Write the records below out in full, character for character, with no pictures.

(Data excerpts)
━━━━━━━━━━━━━━━━━━━━

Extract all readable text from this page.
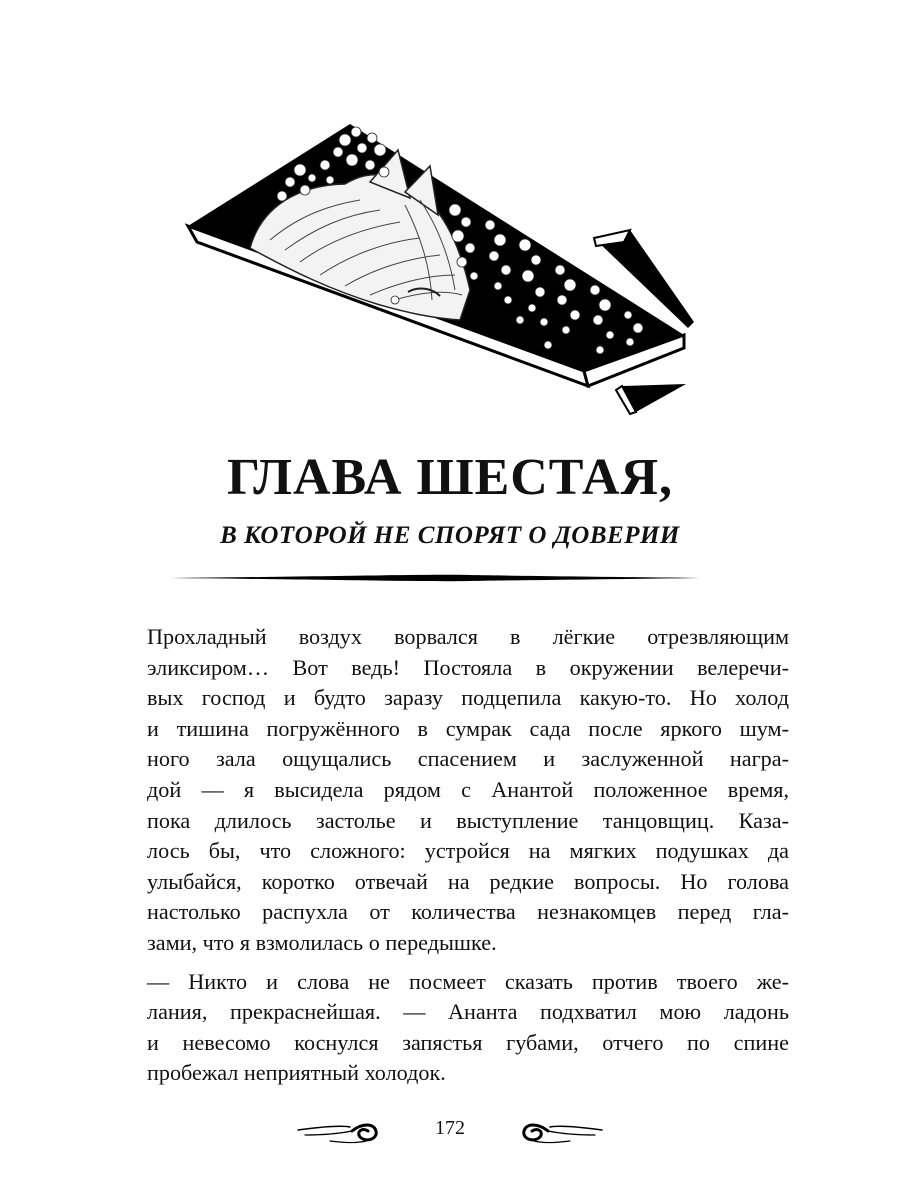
ГЛАВА ШЕСТАЯ,
В КОТОРОЙ НЕ СПОРЯТ О ДОВЕРИИ

Прохладный воздух ворвался в лёгкие отрезвляющим
эликсиром… Вот ведь! Постояла в окружении велеречи-
вых господ и будто заразу подцепила какую-то. Но холод
и тишина погружённого в сумрак сада после яркого шум-
ного зала ощущались спасением и заслуженной награ-
дой — я высидела рядом с Анантой положенное время,
пока длилось застолье и выступление танцовщиц. Каза-
лось бы, что сложного: устройся на мягких подушках да
улыбайся, коротко отвечай на редкие вопросы. Но голова
настолько распухла от количества незнакомцев перед гла-
зами, что я взмолилась о передышке.

— Никто и слова не посмеет сказать против твоего же-
лания, прекраснейшая. — Ананта подхватил мою ладонь
и невесомо коснулся запястья губами, отчего по спине
пробежал неприятный холодок.

172
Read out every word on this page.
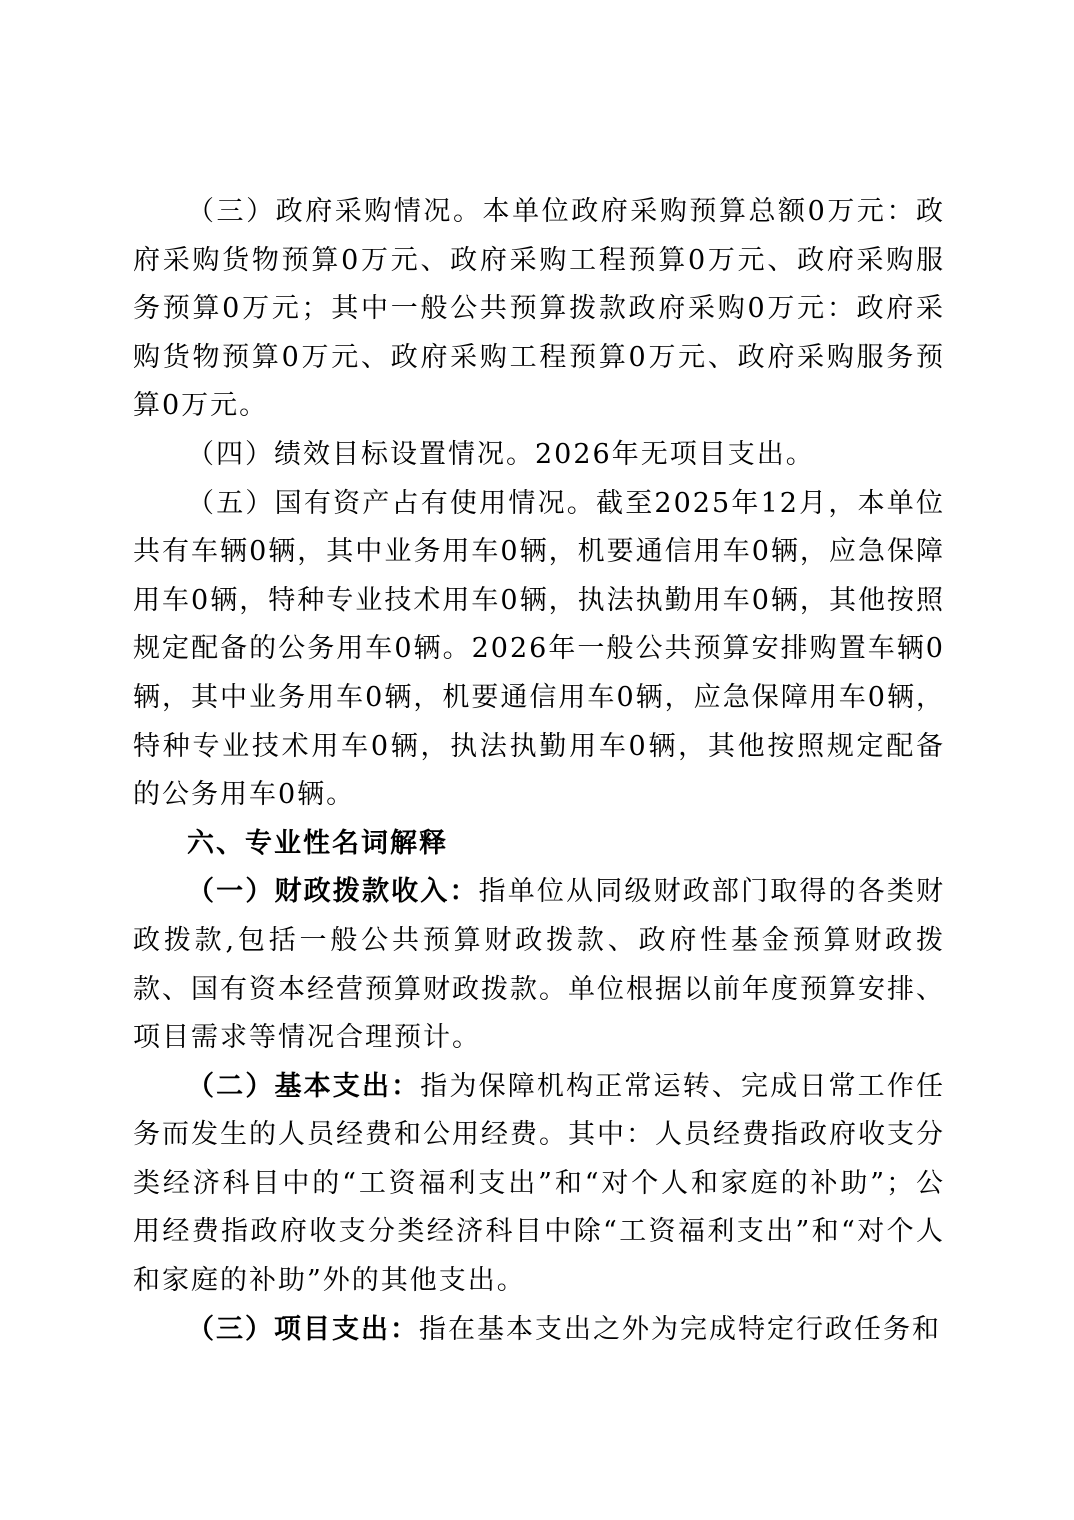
（三）政府采购情况。本单位政府采购预算总额0万元：政府采购货物预算0万元、政府采购工程预算0万元、政府采购服务预算0万元；其中一般公共预算拨款政府采购0万元：政府采购货物预算0万元、政府采购工程预算0万元、政府采购服务预算0万元。

（四）绩效目标设置情况。2026年无项目支出。

（五）国有资产占有使用情况。截至2025年12月，本单位共有车辆0辆，其中业务用车0辆，机要通信用车0辆，应急保障用车0辆，特种专业技术用车0辆，执法执勤用车0辆，其他按照规定配备的公务用车0辆。2026年一般公共预算安排购置车辆0辆，其中业务用车0辆，机要通信用车0辆，应急保障用车0辆，特种专业技术用车0辆，执法执勤用车0辆，其他按照规定配备的公务用车0辆。

六、专业性名词解释

（一）财政拨款收入：指单位从同级财政部门取得的各类财政拨款,包括一般公共预算财政拨款、政府性基金预算财政拨款、国有资本经营预算财政拨款。单位根据以前年度预算安排、项目需求等情况合理预计。

（二）基本支出：指为保障机构正常运转、完成日常工作任务而发生的人员经费和公用经费。其中：人员经费指政府收支分类经济科目中的“工资福利支出”和“对个人和家庭的补助”；公用经费指政府收支分类经济科目中除“工资福利支出”和“对个人和家庭的补助”外的其他支出。

（三）项目支出：指在基本支出之外为完成特定行政任务和
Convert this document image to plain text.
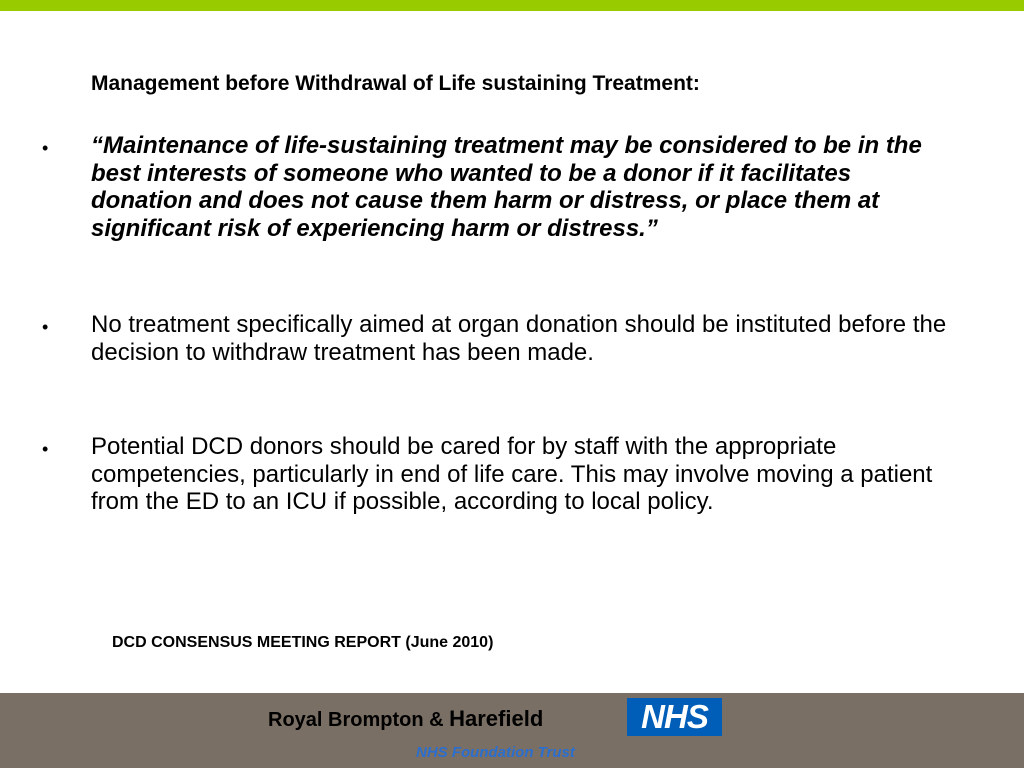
Management before Withdrawal of Life sustaining Treatment:
• “Maintenance of life-sustaining treatment may be considered to be in the best interests of someone who wanted to be a donor if it facilitates donation and does not cause them harm or distress, or place them at significant risk of experiencing harm or distress.”
• No treatment specifically aimed at organ donation should be instituted before the decision to withdraw treatment has been made.
• Potential DCD donors should be cared for by staff with the appropriate competencies, particularly in end of life care. This may involve moving a patient from the ED to an ICU if possible, according to local policy.
DCD CONSENSUS MEETING REPORT (June 2010)
Royal Brompton & Harefield	NHS
NHS Foundation Trust
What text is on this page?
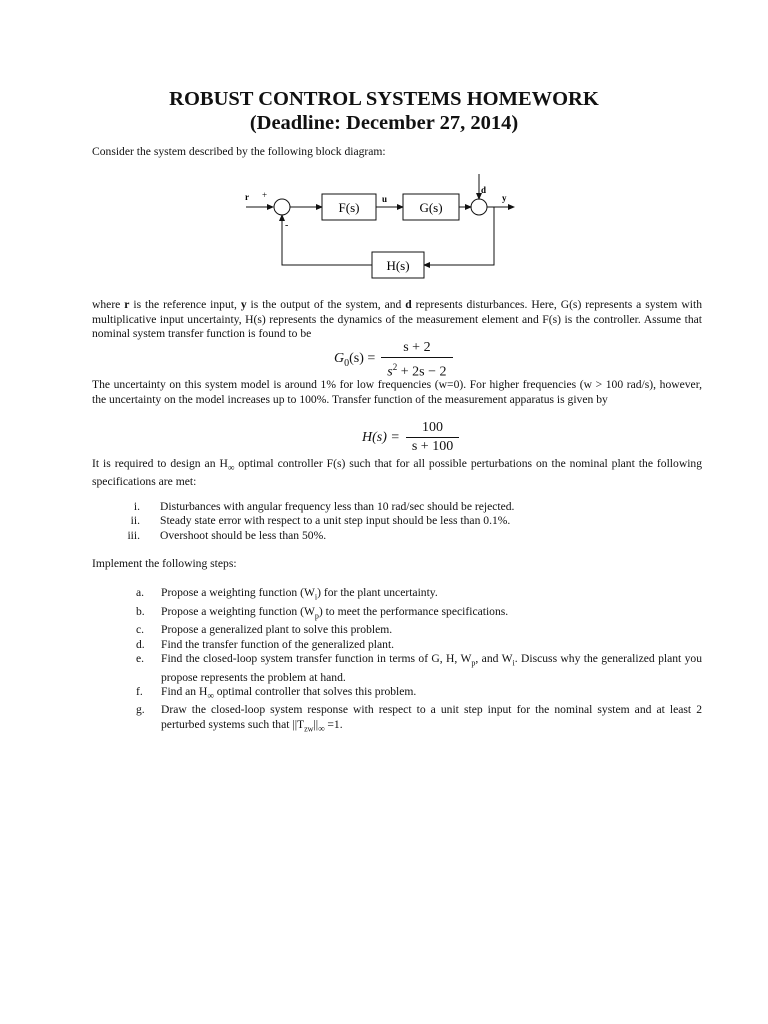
ROBUST CONTROL SYSTEMS HOMEWORK
(Deadline: December 27, 2014)

Consider the system described by the following block diagram:

r +
-
u
d
y
F(s)	G(s)
H(s)

where r is the reference input, y is the output of the system, and d represents disturbances. Here, G(s) represents a system with multiplicative input uncertainty, H(s) represents the dynamics of the measurement element and F(s) is the controller. Assume that nominal system transfer function is found to be

$G_0(s) = \frac{s + 2}{s^2 + 2s - 2}$

The uncertainty on this system model is around 1% for low frequencies (w=0). For higher frequencies (w > 100 rad/s), however, the uncertainty on the model increases up to 100%. Transfer function of the measurement apparatus is given by

$H(s) = \frac{100}{s + 100}$

It is required to design an $H_\infty$ optimal controller F(s) such that for all possible perturbations on the nominal plant the following specifications are met:

i. Disturbances with angular frequency less than 10 rad/sec should be rejected.
ii. Steady state error with respect to a unit step input should be less than 0.1%.
iii. Overshoot should be less than 50%.

Implement the following steps:

a.	Propose a weighting function $(W_i)$ for the plant uncertainty.
b.	Propose a weighting function $(W_p)$ to meet the performance specifications.
c.	Propose a generalized plant to solve this problem.
d.	Find the transfer function of the generalized plant.
e.	Find the closed-loop system transfer function in terms of G, H, $W_p$, and $W_i$. Discuss why the generalized plant you propose represents the problem at hand.
f.	Find an $H_\infty$ optimal controller that solves this problem.
g.	Draw the closed-loop system response with respect to a unit step input for the nominal system and at least 2 perturbed systems such that $||T_{zw}||_\infty =1$.
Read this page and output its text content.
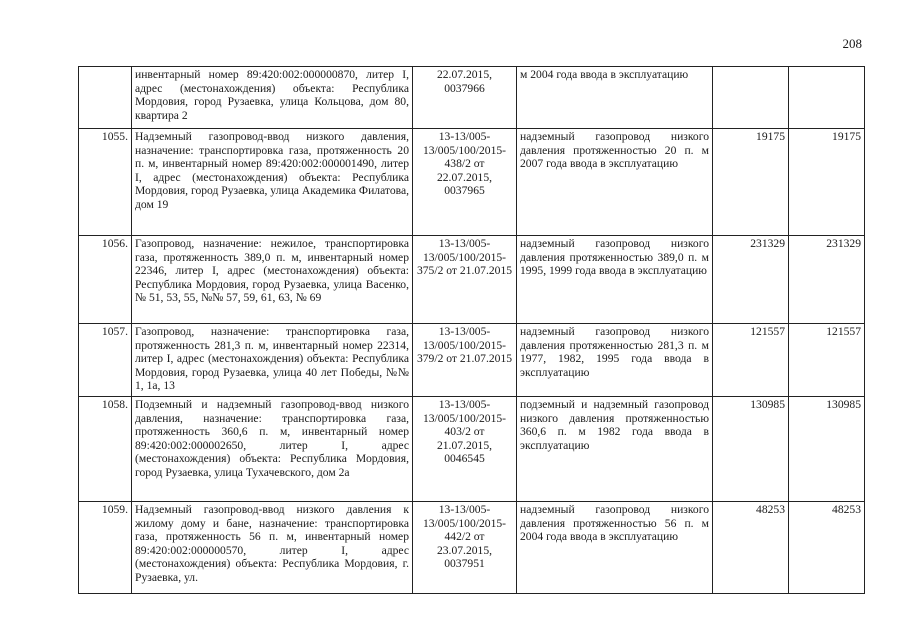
208
	инвентарный номер 89:420:002:000000870, литер I, адрес (местонахождения) объекта: Республика Мордовия, город Рузаевка, улица Кольцова, дом 80, квартира 2	22.07.2015, 0037966	м 2004 года ввода в эксплуатацию		
1055.	Надземный газопровод-ввод низкого давления, назначение: транспортировка газа, протяженность 20 п. м, инвентарный номер 89:420:002:000001490, литер I, адрес (местонахождения) объекта: Республика Мордовия, город Рузаевка, улица Академика Филатова, дом 19	13-13/005-13/005/100/2015-438/2 от 22.07.2015, 0037965	надземный газопровод низкого давления протяженностью 20 п. м 2007 года ввода в эксплуатацию	19175	19175
1056.	Газопровод, назначение: нежилое, транспортировка газа, протяженность 389,0 п. м, инвентарный номер 22346, литер I, адрес (местонахождения) объекта: Республика Мордовия, город Рузаевка, улица Васенко, № 51, 53, 55, №№ 57, 59, 61, 63, № 69	13-13/005-13/005/100/2015-375/2 от 21.07.2015	надземный газопровод низкого давления протяженностью 389,0 п. м 1995, 1999 года ввода в эксплуатацию	231329	231329
1057.	Газопровод, назначение: транспортировка газа, протяженность 281,3 п. м, инвентарный номер 22314, литер I, адрес (местонахождения) объекта: Республика Мордовия, город Рузаевка, улица 40 лет Победы, №№ 1, 1а, 13	13-13/005-13/005/100/2015-379/2 от 21.07.2015	надземный газопровод низкого давления протяженностью 281,3 п. м 1977, 1982, 1995 года ввода в эксплуатацию	121557	121557
1058.	Подземный и надземный газопровод-ввод низкого давления, назначение: транспортировка газа, протяженность 360,6 п. м, инвентарный номер 89:420:002:000002650, литер I, адрес (местонахождения) объекта: Республика Мордовия, город Рузаевка, улица Тухачевского, дом 2а	13-13/005-13/005/100/2015-403/2 от 21.07.2015, 0046545	подземный и надземный газопровод низкого давления протяженностью 360,6 п. м 1982 года ввода в эксплуатацию	130985	130985
1059.	Надземный газопровод-ввод низкого давления к жилому дому и бане, назначение: транспортировка газа, протяженность 56 п. м, инвентарный номер 89:420:002:000000570, литер I, адрес (местонахождения) объекта: Республика Мордовия, г. Рузаевка, ул.	13-13/005-13/005/100/2015-442/2 от 23.07.2015, 0037951	надземный газопровод низкого давления протяженностью 56 п. м 2004 года ввода в эксплуатацию	48253	48253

━━━━━━━━━━━━━━━━━━━━

● **Solution below**:
Extract all readable text from this page.
ГЛАВА ШЕСТАЯ,
В КОТОРОЙ НЕ СПОРЯТ О ДОВЕРИИ

Прохладный воздух ворвался в лёгкие отрезвляющим
эликсиром… Вот ведь! Постояла в окружении велеречи-
вых господ и будто заразу подцепила какую-то. Но холод
и тишина погружённого в сумрак сада после яркого шум-
ного зала ощущались спасением и заслуженной награ-
дой — я высидела рядом с Анантой положенное время,
пока длилось застолье и выступление танцовщиц. Каза-
лось бы, что сложного: устройся на мягких подушках да
улыбайся, коротко отвечай на редкие вопросы. Но голова
настолько распухла от количества незнакомцев перед гла-
зами, что я взмолилась о передышке.

— Никто и слова не посмеет сказать против твоего же-
лания, прекраснейшая. — Ананта подхватил мою ладонь
и невесомо коснулся запястья губами, отчего по спине
пробежал неприятный холодок.

172
Read out every word on this page.
（三）政府采购情况。本单位政府采购预算总额0万元：政府采购货物预算0万元、政府采购工程预算0万元、政府采购服务预算0万元；其中一般公共预算拨款政府采购0万元：政府采购货物预算0万元、政府采购工程预算0万元、政府采购服务预算0万元。

（四）绩效目标设置情况。2026年无项目支出。

（五）国有资产占有使用情况。截至2025年12月，本单位共有车辆0辆，其中业务用车0辆，机要通信用车0辆，应急保障用车0辆，特种专业技术用车0辆，执法执勤用车0辆，其他按照规定配备的公务用车0辆。2026年一般公共预算安排购置车辆0辆，其中业务用车0辆，机要通信用车0辆，应急保障用车0辆，特种专业技术用车0辆，执法执勤用车0辆，其他按照规定配备的公务用车0辆。

六、专业性名词解释

（一）财政拨款收入：指单位从同级财政部门取得的各类财政拨款,包括一般公共预算财政拨款、政府性基金预算财政拨款、国有资本经营预算财政拨款。单位根据以前年度预算安排、项目需求等情况合理预计。

（二）基本支出：指为保障机构正常运转、完成日常工作任务而发生的人员经费和公用经费。其中：人员经费指政府收支分类经济科目中的“工资福利支出”和“对个人和家庭的补助”；公用经费指政府收支分类经济科目中除“工资福利支出”和“对个人和家庭的补助”外的其他支出。

（三）项目支出：指在基本支出之外为完成特定行政任务和
Convert this document image to plain text.
Management before Withdrawal of Life sustaining Treatment:
• “Maintenance of life-sustaining treatment may be considered to be in the best interests of someone who wanted to be a donor if it facilitates donation and does not cause them harm or distress, or place them at significant risk of experiencing harm or distress.”
• No treatment specifically aimed at organ donation should be instituted before the decision to withdraw treatment has been made.
• Potential DCD donors should be cared for by staff with the appropriate competencies, particularly in end of life care. This may involve moving a patient from the ED to an ICU if possible, according to local policy.
DCD CONSENSUS MEETING REPORT (June 2010)
Royal Brompton & Harefield	NHS
NHS Foundation Trust
What text is on this page?
ROBUST CONTROL SYSTEMS HOMEWORK
(Deadline: December 27, 2014)

Consider the system described by the following block diagram:

r +
-
u
d
y
F(s)	G(s)
H(s)

where r is the reference input, y is the output of the system, and d represents disturbances. Here, G(s) represents a system with multiplicative input uncertainty, H(s) represents the dynamics of the measurement element and F(s) is the controller. Assume that nominal system transfer function is found to be

$G_0(s) = \frac{s + 2}{s^2 + 2s - 2}$

The uncertainty on this system model is around 1% for low frequencies (w=0). For higher frequencies (w > 100 rad/s), however, the uncertainty on the model increases up to 100%. Transfer function of the measurement apparatus is given by

$H(s) = \frac{100}{s + 100}$

It is required to design an $H_\infty$ optimal controller F(s) such that for all possible perturbations on the nominal plant the following specifications are met:

i. Disturbances with angular frequency less than 10 rad/sec should be rejected.
ii. Steady state error with respect to a unit step input should be less than 0.1%.
iii. Overshoot should be less than 50%.

Implement the following steps:

a.	Propose a weighting function $(W_i)$ for the plant uncertainty.
b.	Propose a weighting function $(W_p)$ to meet the performance specifications.
c.	Propose a generalized plant to solve this problem.
d.	Find the transfer function of the generalized plant.
e.	Find the closed-loop system transfer function in terms of G, H, $W_p$, and $W_i$. Discuss why the generalized plant you propose represents the problem at hand.
f.	Find an $H_\infty$ optimal controller that solves this problem.
g.	Draw the closed-loop system response with respect to a unit step input for the nominal system and at least 2 perturbed systems such that $||T_{zw}||_\infty =1$.
Read this page and output its text content.
208
	инвентарный номер 89:420:002:000000870, литер I, адрес (местонахождения) объекта: Республика Мордовия, город Рузаевка, улица Кольцова, дом 80, квартира 2	22.07.2015, 0037966	м 2004 года ввода в эксплуатацию		
1055.	Надземный газопровод-ввод низкого давления, назначение: транспортировка газа, протяженность 20 п. м, инвентарный номер 89:420:002:000001490, литер I, адрес (местонахождения) объекта: Республика Мордовия, город Рузаевка, улица Академика Филатова, дом 19	13-13/005-13/005/100/2015-438/2 от 22.07.2015, 0037965	надземный газопровод низкого давления протяженностью 20 п. м 2007 года ввода в эксплуатацию	19175	19175
1056.	Газопровод, назначение: нежилое, транспортировка газа, протяженность 389,0 п. м, инвентарный номер 22346, литер I, адрес (местонахождения) объекта: Республика Мордовия, город Рузаевка, улица Васенко, № 51, 53, 55, №№ 57, 59, 61, 63, № 69	13-13/005-13/005/100/2015-375/2 от 21.07.2015	надземный газопровод низкого давления протяженностью 389,0 п. м 1995, 1999 года ввода в эксплуатацию	231329	231329
1057.	Газопровод, назначение: транспортировка газа, протяженность 281,3 п. м, инвентарный номер 22314, литер I, адрес (местонахождения) объекта: Республика Мордовия, город Рузаевка, улица 40 лет Победы, №№ 1, 1а, 13	13-13/005-13/005/100/2015-379/2 от 21.07.2015	надземный газопровод низкого давления протяженностью 281,3 п. м 1977, 1982, 1995 года ввода в эксплуатацию	121557	121557
1058.	Подземный и надземный газопровод-ввод низкого давления, назначение: транспортировка газа, протяженность 360,6 п. м, инвентарный номер 89:420:002:000002650, литер I, адрес (местонахождения) объекта: Республика Мордовия, город Рузаевка, улица Тухачевского, дом 2а	13-13/005-13/005/100/2015-403/2 от 21.07.2015, 0046545	подземный и надземный газопровод низкого давления протяженностью 360,6 п. м 1982 года ввода в эксплуатацию	130985	130985
1059.	Надземный газопровод-ввод низкого давления к жилому дому и бане, назначение: транспортировка газа, протяженность 56 п. м, инвентарный номер 89:420:002:000000570, литер I, адрес (местонахождения) объекта: Республика Мордовия, г. Рузаевка, ул.	13-13/005-13/005/100/2015-442/2 от 23.07.2015, 0037951	надземный газопровод низкого давления протяженностью 56 п. м 2004 года ввода в эксплуатацию	48253	48253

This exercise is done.